* DATA FOR THE TASK:
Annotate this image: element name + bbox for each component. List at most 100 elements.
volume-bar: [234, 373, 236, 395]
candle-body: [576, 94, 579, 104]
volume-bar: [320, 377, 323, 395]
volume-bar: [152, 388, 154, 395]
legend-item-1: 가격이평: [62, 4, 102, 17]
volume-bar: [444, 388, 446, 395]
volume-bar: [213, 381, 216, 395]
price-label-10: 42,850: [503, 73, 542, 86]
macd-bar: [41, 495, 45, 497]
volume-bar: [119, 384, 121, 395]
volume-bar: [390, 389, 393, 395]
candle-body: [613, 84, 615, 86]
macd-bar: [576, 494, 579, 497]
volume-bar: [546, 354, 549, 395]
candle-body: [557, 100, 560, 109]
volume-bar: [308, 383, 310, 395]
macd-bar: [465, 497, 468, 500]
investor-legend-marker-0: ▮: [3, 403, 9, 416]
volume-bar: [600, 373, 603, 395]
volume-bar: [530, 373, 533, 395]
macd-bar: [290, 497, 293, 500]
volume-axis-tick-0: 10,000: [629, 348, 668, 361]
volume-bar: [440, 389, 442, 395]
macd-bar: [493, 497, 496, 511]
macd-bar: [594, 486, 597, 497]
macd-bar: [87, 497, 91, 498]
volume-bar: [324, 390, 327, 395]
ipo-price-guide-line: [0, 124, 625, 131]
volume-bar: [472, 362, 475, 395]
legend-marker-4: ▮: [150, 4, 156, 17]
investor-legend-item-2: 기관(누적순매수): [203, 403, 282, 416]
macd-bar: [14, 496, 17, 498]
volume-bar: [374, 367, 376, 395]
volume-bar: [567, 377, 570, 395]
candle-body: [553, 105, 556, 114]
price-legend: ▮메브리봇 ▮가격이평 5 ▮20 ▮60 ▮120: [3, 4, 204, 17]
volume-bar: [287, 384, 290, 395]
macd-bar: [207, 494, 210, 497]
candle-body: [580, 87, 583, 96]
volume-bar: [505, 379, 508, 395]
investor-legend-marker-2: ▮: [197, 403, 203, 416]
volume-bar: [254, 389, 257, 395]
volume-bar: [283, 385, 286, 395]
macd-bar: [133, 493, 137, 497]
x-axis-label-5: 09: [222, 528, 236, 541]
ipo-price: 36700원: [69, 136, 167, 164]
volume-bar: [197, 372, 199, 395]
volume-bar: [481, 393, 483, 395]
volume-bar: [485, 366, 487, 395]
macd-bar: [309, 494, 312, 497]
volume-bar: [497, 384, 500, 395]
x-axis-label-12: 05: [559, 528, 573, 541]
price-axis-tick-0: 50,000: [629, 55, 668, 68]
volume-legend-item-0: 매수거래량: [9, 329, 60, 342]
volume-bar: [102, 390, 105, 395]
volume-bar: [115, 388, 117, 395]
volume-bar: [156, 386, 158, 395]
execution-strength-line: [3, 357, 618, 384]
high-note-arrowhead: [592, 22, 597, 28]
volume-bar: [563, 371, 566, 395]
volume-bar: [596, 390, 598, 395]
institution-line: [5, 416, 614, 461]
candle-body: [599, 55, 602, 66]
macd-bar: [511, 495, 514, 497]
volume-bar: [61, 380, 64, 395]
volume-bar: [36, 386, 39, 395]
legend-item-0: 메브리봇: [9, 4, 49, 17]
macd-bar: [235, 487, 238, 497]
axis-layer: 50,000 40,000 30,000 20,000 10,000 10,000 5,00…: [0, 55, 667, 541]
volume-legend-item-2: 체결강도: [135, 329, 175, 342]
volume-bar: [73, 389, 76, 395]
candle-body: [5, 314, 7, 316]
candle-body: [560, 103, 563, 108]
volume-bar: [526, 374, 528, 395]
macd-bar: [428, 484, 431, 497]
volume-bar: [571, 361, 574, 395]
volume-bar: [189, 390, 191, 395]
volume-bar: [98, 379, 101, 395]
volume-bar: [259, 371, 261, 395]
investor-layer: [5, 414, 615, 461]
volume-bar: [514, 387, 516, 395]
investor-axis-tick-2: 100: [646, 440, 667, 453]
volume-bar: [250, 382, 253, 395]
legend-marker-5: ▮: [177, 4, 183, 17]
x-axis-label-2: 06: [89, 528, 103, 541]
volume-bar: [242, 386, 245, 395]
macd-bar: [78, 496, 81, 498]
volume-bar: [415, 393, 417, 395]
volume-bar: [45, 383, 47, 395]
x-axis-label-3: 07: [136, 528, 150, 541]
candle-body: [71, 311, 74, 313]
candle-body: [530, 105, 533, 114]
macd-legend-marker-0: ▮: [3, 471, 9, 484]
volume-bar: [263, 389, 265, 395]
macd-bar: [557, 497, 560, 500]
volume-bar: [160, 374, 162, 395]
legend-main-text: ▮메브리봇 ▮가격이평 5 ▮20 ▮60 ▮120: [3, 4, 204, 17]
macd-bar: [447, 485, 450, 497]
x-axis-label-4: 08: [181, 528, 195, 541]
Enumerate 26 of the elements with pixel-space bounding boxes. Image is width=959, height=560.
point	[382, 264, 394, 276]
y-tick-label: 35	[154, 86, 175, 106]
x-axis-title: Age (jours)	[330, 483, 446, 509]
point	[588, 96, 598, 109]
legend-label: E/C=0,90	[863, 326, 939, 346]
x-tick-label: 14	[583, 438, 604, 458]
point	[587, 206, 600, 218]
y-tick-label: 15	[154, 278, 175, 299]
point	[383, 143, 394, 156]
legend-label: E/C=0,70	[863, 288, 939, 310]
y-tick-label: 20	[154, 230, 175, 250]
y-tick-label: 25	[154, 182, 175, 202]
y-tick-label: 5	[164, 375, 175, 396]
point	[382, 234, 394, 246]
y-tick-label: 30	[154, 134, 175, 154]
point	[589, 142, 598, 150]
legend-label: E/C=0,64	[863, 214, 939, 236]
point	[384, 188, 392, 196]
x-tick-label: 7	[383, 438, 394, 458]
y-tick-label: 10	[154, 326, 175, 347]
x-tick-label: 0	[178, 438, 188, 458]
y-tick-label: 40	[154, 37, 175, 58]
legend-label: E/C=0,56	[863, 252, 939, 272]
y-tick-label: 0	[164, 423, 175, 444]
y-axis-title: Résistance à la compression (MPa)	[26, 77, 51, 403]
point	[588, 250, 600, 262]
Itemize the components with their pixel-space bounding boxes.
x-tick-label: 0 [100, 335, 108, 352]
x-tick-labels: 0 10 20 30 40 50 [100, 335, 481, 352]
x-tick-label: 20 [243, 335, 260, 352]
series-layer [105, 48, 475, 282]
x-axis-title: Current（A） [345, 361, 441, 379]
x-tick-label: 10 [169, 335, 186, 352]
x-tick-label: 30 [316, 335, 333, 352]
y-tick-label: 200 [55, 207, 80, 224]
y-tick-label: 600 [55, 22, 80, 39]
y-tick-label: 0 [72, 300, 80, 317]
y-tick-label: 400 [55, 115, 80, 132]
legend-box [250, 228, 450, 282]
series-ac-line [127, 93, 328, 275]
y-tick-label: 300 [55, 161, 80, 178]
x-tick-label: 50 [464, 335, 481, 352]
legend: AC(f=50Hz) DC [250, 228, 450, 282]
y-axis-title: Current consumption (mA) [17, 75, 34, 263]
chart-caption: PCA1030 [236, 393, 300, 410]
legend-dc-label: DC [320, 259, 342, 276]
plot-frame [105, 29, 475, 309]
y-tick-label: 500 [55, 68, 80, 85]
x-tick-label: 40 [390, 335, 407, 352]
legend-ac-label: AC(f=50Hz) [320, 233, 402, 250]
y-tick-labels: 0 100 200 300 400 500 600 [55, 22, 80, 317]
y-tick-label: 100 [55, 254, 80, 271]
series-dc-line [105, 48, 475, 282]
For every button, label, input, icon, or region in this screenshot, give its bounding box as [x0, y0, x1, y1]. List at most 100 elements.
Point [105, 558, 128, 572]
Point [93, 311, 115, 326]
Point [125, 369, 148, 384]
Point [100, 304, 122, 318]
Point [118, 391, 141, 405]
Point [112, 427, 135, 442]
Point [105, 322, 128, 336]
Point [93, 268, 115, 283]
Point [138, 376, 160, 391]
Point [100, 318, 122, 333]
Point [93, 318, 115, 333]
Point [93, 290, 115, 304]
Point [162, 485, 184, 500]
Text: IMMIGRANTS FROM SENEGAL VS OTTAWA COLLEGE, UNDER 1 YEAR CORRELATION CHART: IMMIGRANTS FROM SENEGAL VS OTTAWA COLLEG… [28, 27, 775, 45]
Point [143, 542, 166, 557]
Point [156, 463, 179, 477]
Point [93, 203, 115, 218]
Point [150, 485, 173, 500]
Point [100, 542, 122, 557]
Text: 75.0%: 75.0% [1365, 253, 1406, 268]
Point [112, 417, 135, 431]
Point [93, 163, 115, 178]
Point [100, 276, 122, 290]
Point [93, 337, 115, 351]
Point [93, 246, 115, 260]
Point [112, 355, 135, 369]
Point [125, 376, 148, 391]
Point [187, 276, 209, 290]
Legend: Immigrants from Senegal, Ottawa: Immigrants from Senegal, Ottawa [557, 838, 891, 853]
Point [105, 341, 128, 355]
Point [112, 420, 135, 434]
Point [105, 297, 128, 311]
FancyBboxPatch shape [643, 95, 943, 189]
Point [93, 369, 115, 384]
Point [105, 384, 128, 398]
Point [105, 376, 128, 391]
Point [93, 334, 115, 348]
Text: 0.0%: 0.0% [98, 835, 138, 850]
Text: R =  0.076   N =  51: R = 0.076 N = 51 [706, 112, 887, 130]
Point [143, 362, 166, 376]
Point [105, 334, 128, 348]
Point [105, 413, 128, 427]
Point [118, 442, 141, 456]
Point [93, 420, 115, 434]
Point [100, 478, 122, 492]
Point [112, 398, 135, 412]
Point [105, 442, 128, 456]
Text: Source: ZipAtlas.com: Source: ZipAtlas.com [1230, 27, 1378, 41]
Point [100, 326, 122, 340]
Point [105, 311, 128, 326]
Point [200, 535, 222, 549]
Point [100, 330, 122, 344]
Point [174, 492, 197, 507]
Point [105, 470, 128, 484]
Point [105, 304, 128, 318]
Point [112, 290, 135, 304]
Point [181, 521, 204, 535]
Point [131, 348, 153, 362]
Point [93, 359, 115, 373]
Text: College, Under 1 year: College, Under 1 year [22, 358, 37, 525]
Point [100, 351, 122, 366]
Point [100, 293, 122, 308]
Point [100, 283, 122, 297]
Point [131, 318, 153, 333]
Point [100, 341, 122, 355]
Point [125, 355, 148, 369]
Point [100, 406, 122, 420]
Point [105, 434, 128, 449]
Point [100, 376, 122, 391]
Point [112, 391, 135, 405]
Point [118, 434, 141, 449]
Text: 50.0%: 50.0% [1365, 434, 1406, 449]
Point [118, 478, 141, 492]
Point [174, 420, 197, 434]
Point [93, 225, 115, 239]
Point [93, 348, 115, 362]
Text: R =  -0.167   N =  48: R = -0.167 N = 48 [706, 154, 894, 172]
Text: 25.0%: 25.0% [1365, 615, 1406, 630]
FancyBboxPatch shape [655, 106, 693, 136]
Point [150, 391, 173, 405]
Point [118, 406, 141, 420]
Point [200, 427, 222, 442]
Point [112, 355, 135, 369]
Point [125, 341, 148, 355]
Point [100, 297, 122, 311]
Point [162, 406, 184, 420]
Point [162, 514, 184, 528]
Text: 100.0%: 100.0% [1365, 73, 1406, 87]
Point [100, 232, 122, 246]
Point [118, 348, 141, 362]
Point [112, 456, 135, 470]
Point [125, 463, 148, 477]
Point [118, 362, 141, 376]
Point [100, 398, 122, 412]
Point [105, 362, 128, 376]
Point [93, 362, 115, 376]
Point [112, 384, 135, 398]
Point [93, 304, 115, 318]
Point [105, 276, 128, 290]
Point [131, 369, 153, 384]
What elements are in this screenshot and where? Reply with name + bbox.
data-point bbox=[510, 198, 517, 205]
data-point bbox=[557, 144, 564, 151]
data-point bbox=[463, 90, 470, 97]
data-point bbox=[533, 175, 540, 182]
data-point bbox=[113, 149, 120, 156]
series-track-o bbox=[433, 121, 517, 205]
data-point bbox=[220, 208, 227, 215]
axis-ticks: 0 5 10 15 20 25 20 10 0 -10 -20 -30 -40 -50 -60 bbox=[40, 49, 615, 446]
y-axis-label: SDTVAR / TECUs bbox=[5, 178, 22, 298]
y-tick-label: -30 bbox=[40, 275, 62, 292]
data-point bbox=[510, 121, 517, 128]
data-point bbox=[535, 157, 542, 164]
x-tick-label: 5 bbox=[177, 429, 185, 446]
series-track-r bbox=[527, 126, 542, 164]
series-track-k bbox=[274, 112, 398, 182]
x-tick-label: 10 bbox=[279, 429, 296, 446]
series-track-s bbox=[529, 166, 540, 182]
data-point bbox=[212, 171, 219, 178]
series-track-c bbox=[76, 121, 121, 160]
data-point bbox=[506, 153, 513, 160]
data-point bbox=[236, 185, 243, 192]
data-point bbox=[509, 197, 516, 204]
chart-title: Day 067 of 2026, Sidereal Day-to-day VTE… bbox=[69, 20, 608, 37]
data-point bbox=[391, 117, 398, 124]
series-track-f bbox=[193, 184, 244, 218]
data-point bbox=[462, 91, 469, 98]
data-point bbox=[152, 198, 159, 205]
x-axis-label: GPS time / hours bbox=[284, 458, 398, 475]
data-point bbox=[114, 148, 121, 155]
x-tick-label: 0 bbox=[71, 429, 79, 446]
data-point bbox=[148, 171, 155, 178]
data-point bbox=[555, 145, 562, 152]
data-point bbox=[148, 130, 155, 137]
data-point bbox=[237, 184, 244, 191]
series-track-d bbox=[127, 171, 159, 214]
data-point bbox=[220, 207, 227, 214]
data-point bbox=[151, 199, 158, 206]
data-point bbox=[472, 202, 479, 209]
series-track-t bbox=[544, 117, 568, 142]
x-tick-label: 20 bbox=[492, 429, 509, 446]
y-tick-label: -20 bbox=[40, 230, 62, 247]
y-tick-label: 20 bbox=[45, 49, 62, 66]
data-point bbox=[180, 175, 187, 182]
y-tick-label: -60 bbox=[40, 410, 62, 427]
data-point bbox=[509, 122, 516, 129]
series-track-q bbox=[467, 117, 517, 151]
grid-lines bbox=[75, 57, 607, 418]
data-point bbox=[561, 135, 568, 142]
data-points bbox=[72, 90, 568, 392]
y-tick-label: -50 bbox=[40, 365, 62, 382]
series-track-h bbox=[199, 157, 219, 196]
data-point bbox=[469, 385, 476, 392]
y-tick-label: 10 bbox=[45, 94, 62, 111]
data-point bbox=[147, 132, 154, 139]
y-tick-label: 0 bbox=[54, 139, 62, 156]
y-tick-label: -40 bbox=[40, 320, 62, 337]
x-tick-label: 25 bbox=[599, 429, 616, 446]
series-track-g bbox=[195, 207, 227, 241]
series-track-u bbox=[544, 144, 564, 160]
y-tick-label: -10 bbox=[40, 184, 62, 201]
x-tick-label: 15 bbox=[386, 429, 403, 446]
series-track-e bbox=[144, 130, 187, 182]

* TASK OBJECTIVE: Copy word for word everything from the start of the entries down to the line that contains "volume-bar: [283, 385, 286, 395]", including both the first line and that one.

* RESPONSE TO THE EXERCISE:
Annotate this image: element name + bbox for each component. List at most 100 elements.
volume-bar: [234, 373, 236, 395]
candle-body: [576, 94, 579, 104]
volume-bar: [320, 377, 323, 395]
volume-bar: [152, 388, 154, 395]
legend-item-1: 가격이평: [62, 4, 102, 17]
volume-bar: [444, 388, 446, 395]
volume-bar: [213, 381, 216, 395]
price-label-10: 42,850: [503, 73, 542, 86]
macd-bar: [41, 495, 45, 497]
volume-bar: [119, 384, 121, 395]
volume-bar: [390, 389, 393, 395]
candle-body: [613, 84, 615, 86]
macd-bar: [576, 494, 579, 497]
volume-bar: [546, 354, 549, 395]
candle-body: [557, 100, 560, 109]
volume-bar: [308, 383, 310, 395]
macd-bar: [465, 497, 468, 500]
investor-legend-marker-0: ▮: [3, 403, 9, 416]
volume-bar: [600, 373, 603, 395]
volume-bar: [530, 373, 533, 395]
macd-bar: [290, 497, 293, 500]
volume-axis-tick-0: 10,000: [629, 348, 668, 361]
volume-bar: [440, 389, 442, 395]
macd-bar: [493, 497, 496, 511]
macd-bar: [594, 486, 597, 497]
macd-bar: [87, 497, 91, 498]
volume-bar: [324, 390, 327, 395]
ipo-price-guide-line: [0, 124, 625, 131]
volume-bar: [472, 362, 475, 395]
legend-marker-4: ▮: [150, 4, 156, 17]
investor-legend-item-2: 기관(누적순매수): [203, 403, 282, 416]
macd-bar: [14, 496, 17, 498]
volume-bar: [374, 367, 376, 395]
volume-bar: [567, 377, 570, 395]
candle-body: [553, 105, 556, 114]
price-legend: ▮메브리봇 ▮가격이평 5 ▮20 ▮60 ▮120: [3, 4, 204, 17]
volume-bar: [287, 384, 290, 395]
macd-bar: [207, 494, 210, 497]
candle-body: [580, 87, 583, 96]
volume-bar: [505, 379, 508, 395]
investor-legend-marker-2: ▮: [197, 403, 203, 416]
volume-bar: [254, 389, 257, 395]
volume-bar: [283, 385, 286, 395]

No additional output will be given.